───── EXERCISE MATERIALS ─────

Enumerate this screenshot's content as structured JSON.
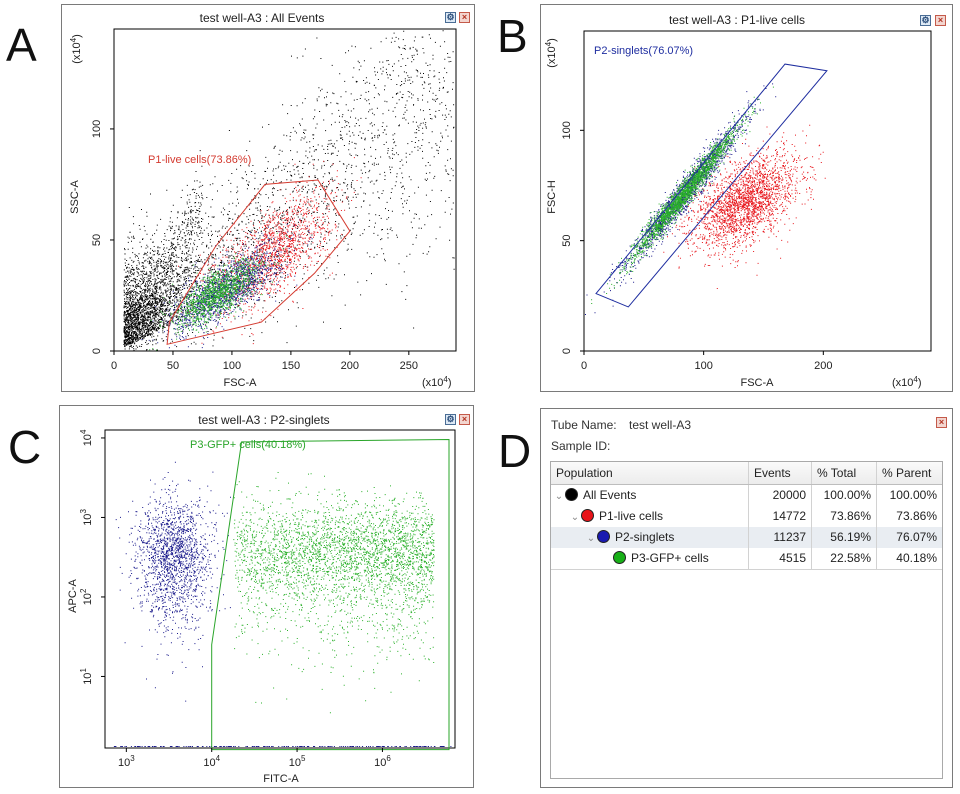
{
  "panel_labels": [
    "A",
    "B",
    "C",
    "D"
  ],
  "icons": {
    "window_option": "options-icon",
    "window_close": "close-icon"
  },
  "panels": {
    "A": {
      "title": "test well-A3 : All Events",
      "gate_label": "P1-live cells(73.86%)"
    },
    "B": {
      "title": "test well-A3 : P1-live cells",
      "gate_label": "P2-singlets(76.07%)"
    },
    "C": {
      "title": "test well-A3 : P2-singlets",
      "gate_label": "P3-GFP+ cells(40.18%)"
    }
  },
  "colors": {
    "all_events": "#000000",
    "p1_gate": "#d43a2f",
    "p1_dots": "#e8141a",
    "p2_gate": "#1f2ea0",
    "p2_dots": "#1a1a8c",
    "p3_gate": "#2aa52a",
    "p3_dots": "#29b029"
  },
  "chart_data": [
    {
      "type": "scatter",
      "title": "test well-A3 : All Events",
      "xlabel": "FSC-A",
      "ylabel": "SSC-A",
      "x_multiplier": "(x10^4)",
      "y_multiplier": "(x10^4)",
      "x_ticks": [
        0,
        50,
        100,
        150,
        200,
        250
      ],
      "y_ticks": [
        0,
        50,
        100
      ],
      "xlim": [
        0,
        290
      ],
      "ylim": [
        0,
        145
      ],
      "gates": [
        {
          "name": "P1-live cells",
          "percent": 73.86,
          "polygon": [
            [
              45,
              3
            ],
            [
              125,
              13
            ],
            [
              170,
              35
            ],
            [
              200,
              54
            ],
            [
              173,
              77
            ],
            [
              128,
              75
            ],
            [
              86,
              47
            ],
            [
              47,
              13
            ]
          ]
        }
      ],
      "populations": [
        {
          "name": "All Events (outside P1)",
          "color": "#000000",
          "approx_center": [
            80,
            40
          ]
        },
        {
          "name": "P1-live cells",
          "color": "#e8141a",
          "approx_center": [
            140,
            45
          ]
        },
        {
          "name": "P2-singlets",
          "color": "#1a1a8c",
          "approx_center": [
            95,
            28
          ]
        },
        {
          "name": "P3-GFP+ cells",
          "color": "#29b029",
          "approx_center": [
            90,
            27
          ]
        }
      ]
    },
    {
      "type": "scatter",
      "title": "test well-A3 : P1-live cells",
      "xlabel": "FSC-A",
      "ylabel": "FSC-H",
      "x_multiplier": "(x10^4)",
      "y_multiplier": "(x10^4)",
      "x_ticks": [
        0,
        100,
        200
      ],
      "y_ticks": [
        0,
        50,
        100
      ],
      "xlim": [
        0,
        290
      ],
      "ylim": [
        0,
        145
      ],
      "gates": [
        {
          "name": "P2-singlets",
          "percent": 76.07,
          "polygon": [
            [
              10,
              26
            ],
            [
              168,
              130
            ],
            [
              203,
              127
            ],
            [
              37,
              20
            ]
          ]
        }
      ],
      "populations": [
        {
          "name": "P1-live cells (non-singlets)",
          "color": "#e8141a",
          "approx_center": [
            135,
            70
          ]
        },
        {
          "name": "P2-singlets",
          "color": "#1a1a8c",
          "approx_center": [
            85,
            72
          ]
        },
        {
          "name": "P3-GFP+ cells",
          "color": "#29b029",
          "approx_center": [
            85,
            72
          ]
        }
      ]
    },
    {
      "type": "scatter",
      "title": "test well-A3 : P2-singlets",
      "xlabel": "FITC-A",
      "ylabel": "APC-A",
      "x_scale": "log",
      "y_scale": "log",
      "x_ticks": [
        "10^3",
        "10^4",
        "10^5",
        "10^6"
      ],
      "y_ticks": [
        "10^1",
        "10^2",
        "10^3",
        "10^4"
      ],
      "gates": [
        {
          "name": "P3-GFP+ cells",
          "percent": 40.18
        }
      ],
      "populations": [
        {
          "name": "P2-singlets (GFP-)",
          "color": "#1a1a8c",
          "approx_center": [
            3500,
            400
          ]
        },
        {
          "name": "P3-GFP+ cells",
          "color": "#29b029",
          "approx_center": [
            150000,
            450
          ]
        }
      ]
    },
    {
      "type": "table",
      "tube_name_label": "Tube Name:",
      "tube_name_value": "test well-A3",
      "sample_id_label": "Sample ID:",
      "columns": [
        "Population",
        "Events",
        "% Total",
        "% Parent"
      ],
      "rows": [
        {
          "population": "All Events",
          "color": "#000000",
          "events": "20000",
          "pct_total": "100.00%",
          "pct_parent": "100.00%"
        },
        {
          "population": "P1-live cells",
          "color": "#e8141a",
          "events": "14772",
          "pct_total": "73.86%",
          "pct_parent": "73.86%"
        },
        {
          "population": "P2-singlets",
          "color": "#1a1ab0",
          "events": "11237",
          "pct_total": "56.19%",
          "pct_parent": "76.07%"
        },
        {
          "population": "P3-GFP+ cells",
          "color": "#18b018",
          "events": "4515",
          "pct_total": "22.58%",
          "pct_parent": "40.18%"
        }
      ]
    }
  ]
}
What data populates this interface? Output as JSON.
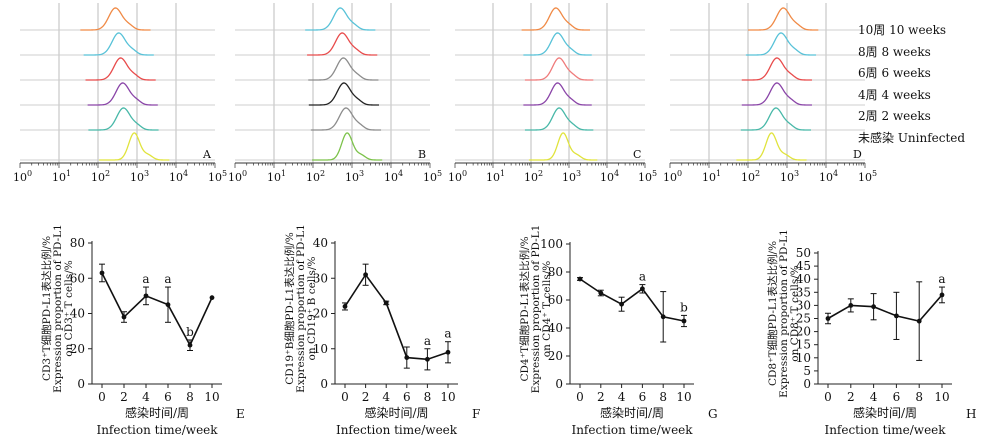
{
  "legend": {
    "items": [
      "10周  10  weeks",
      "8周  8  weeks",
      "6周  6  weeks",
      "4周  4  weeks",
      "2周  2  weeks",
      "未感染  Uninfected"
    ]
  },
  "colors": {
    "10w": "#f08a46",
    "8w": "#58c2d8",
    "6w": "#e84b4b",
    "4w": "#8a45a8",
    "2w": "#48b8a8",
    "uninfected": "#e0e33c",
    "gray": "#8c8c8c",
    "black": "#222222",
    "green": "#7cc24a",
    "pink": "#ef7b7b"
  },
  "chart_data": [
    {
      "type": "area",
      "panel": "A",
      "x_ticks": [
        "10",
        "10",
        "10",
        "10",
        "10",
        "10"
      ],
      "x_tick_exponents": [
        "0",
        "1",
        "2",
        "3",
        "4",
        "5"
      ],
      "xscale": "log",
      "xlim": [
        1,
        100000
      ],
      "series_colors": [
        "#f08a46",
        "#58c2d8",
        "#e84b4b",
        "#8a45a8",
        "#48b8a8",
        "#e0e33c"
      ],
      "series_peaks": [
        280,
        340,
        380,
        430,
        450,
        850
      ],
      "grid": true
    },
    {
      "type": "area",
      "panel": "B",
      "x_ticks": [
        "10",
        "10",
        "10",
        "10",
        "10",
        "10"
      ],
      "x_tick_exponents": [
        "0",
        "1",
        "2",
        "3",
        "4",
        "5"
      ],
      "xscale": "log",
      "xlim": [
        1,
        100000
      ],
      "series_colors": [
        "#58c2d8",
        "#e84b4b",
        "#8c8c8c",
        "#222222",
        "#8c8c8c",
        "#7cc24a"
      ],
      "series_peaks": [
        500,
        560,
        600,
        620,
        700,
        750
      ],
      "grid": true
    },
    {
      "type": "area",
      "panel": "C",
      "x_ticks": [
        "10",
        "10",
        "10",
        "10",
        "10",
        "10"
      ],
      "x_tick_exponents": [
        "0",
        "1",
        "2",
        "3",
        "4",
        "5"
      ],
      "xscale": "log",
      "xlim": [
        1,
        100000
      ],
      "series_colors": [
        "#f08a46",
        "#58c2d8",
        "#ef7b7b",
        "#8a45a8",
        "#48b8a8",
        "#e0e33c"
      ],
      "series_peaks": [
        450,
        500,
        550,
        500,
        550,
        700
      ],
      "grid": true
    },
    {
      "type": "area",
      "panel": "D",
      "x_ticks": [
        "10",
        "10",
        "10",
        "10",
        "10",
        "10"
      ],
      "x_tick_exponents": [
        "0",
        "1",
        "2",
        "3",
        "4",
        "5"
      ],
      "xscale": "log",
      "xlim": [
        1,
        100000
      ],
      "series_colors": [
        "#f08a46",
        "#58c2d8",
        "#e84b4b",
        "#8a45a8",
        "#48b8a8",
        "#e0e33c"
      ],
      "series_peaks": [
        800,
        700,
        550,
        550,
        520,
        400
      ],
      "grid": true
    },
    {
      "type": "line",
      "panel": "E",
      "ylabel": "CD3⁺T细胞PD-L1表达比例/% Expression proportion of PD-L1 on CD3⁺ T cells/%",
      "xlabel_cn": "感染时间/周",
      "xlabel_en": "Infection time/week",
      "x": [
        0,
        2,
        4,
        6,
        8,
        10
      ],
      "y": [
        63,
        38,
        50,
        45,
        22,
        49
      ],
      "err": [
        5,
        3,
        5,
        10,
        3,
        0
      ],
      "annotations": [
        {
          "x": 4,
          "text": "a"
        },
        {
          "x": 6,
          "text": "a"
        },
        {
          "x": 8,
          "text": "b"
        }
      ],
      "ylim": [
        0,
        80
      ],
      "yticks": [
        0,
        20,
        40,
        60,
        80
      ],
      "xticks": [
        0,
        2,
        4,
        6,
        8,
        10
      ]
    },
    {
      "type": "line",
      "panel": "F",
      "ylabel": "CD19⁺B细胞PD-L1表达比例/% Expression proportion of PD-L1 on CD19⁺ B cells/%",
      "xlabel_cn": "感染时间/周",
      "xlabel_en": "Infection time/week",
      "x": [
        0,
        2,
        4,
        6,
        8,
        10
      ],
      "y": [
        22,
        31,
        23,
        7.5,
        7,
        9
      ],
      "err": [
        1,
        3,
        0.5,
        3,
        3,
        3
      ],
      "annotations": [
        {
          "x": 8,
          "text": "a"
        },
        {
          "x": 10,
          "text": "a"
        }
      ],
      "ylim": [
        0,
        40
      ],
      "yticks": [
        0,
        10,
        20,
        30,
        40
      ],
      "xticks": [
        0,
        2,
        4,
        6,
        8,
        10
      ]
    },
    {
      "type": "line",
      "panel": "G",
      "ylabel": "CD4⁺T细胞PD-L1表达比例/% Expression proportion of PD-L1 on CD4⁺ T cells/%",
      "xlabel_cn": "感染时间/周",
      "xlabel_en": "Infection time/week",
      "x": [
        0,
        2,
        4,
        6,
        8,
        10
      ],
      "y": [
        75,
        65,
        57,
        68,
        48,
        45
      ],
      "err": [
        1,
        2,
        5,
        3,
        18,
        4
      ],
      "annotations": [
        {
          "x": 6,
          "text": "a"
        },
        {
          "x": 10,
          "text": "b"
        }
      ],
      "ylim": [
        0,
        100
      ],
      "yticks": [
        0,
        20,
        40,
        60,
        80,
        100
      ],
      "xticks": [
        0,
        2,
        4,
        6,
        8,
        10
      ]
    },
    {
      "type": "line",
      "panel": "H",
      "ylabel": "CD8⁺T细胞PD-L1表达比例/% Expression proportion of PD-L1 on CD8⁺ T cells/%",
      "xlabel_cn": "感染时间/周",
      "xlabel_en": "Infection time/week",
      "x": [
        0,
        2,
        4,
        6,
        8,
        10
      ],
      "y": [
        25,
        30,
        29.5,
        26,
        24,
        34
      ],
      "err": [
        2,
        2.5,
        5,
        9,
        15,
        3
      ],
      "annotations": [
        {
          "x": 10,
          "text": "a"
        }
      ],
      "ylim": [
        0,
        50
      ],
      "yticks": [
        0,
        5,
        10,
        15,
        20,
        25,
        30,
        35,
        40,
        45,
        50
      ],
      "xticks": [
        0,
        2,
        4,
        6,
        8,
        10
      ]
    }
  ]
}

─────

## TASK ITEM
State the number of lines in the entries above that contain the word "JSON", and nothing more.

## FINISHED EXERCISE
2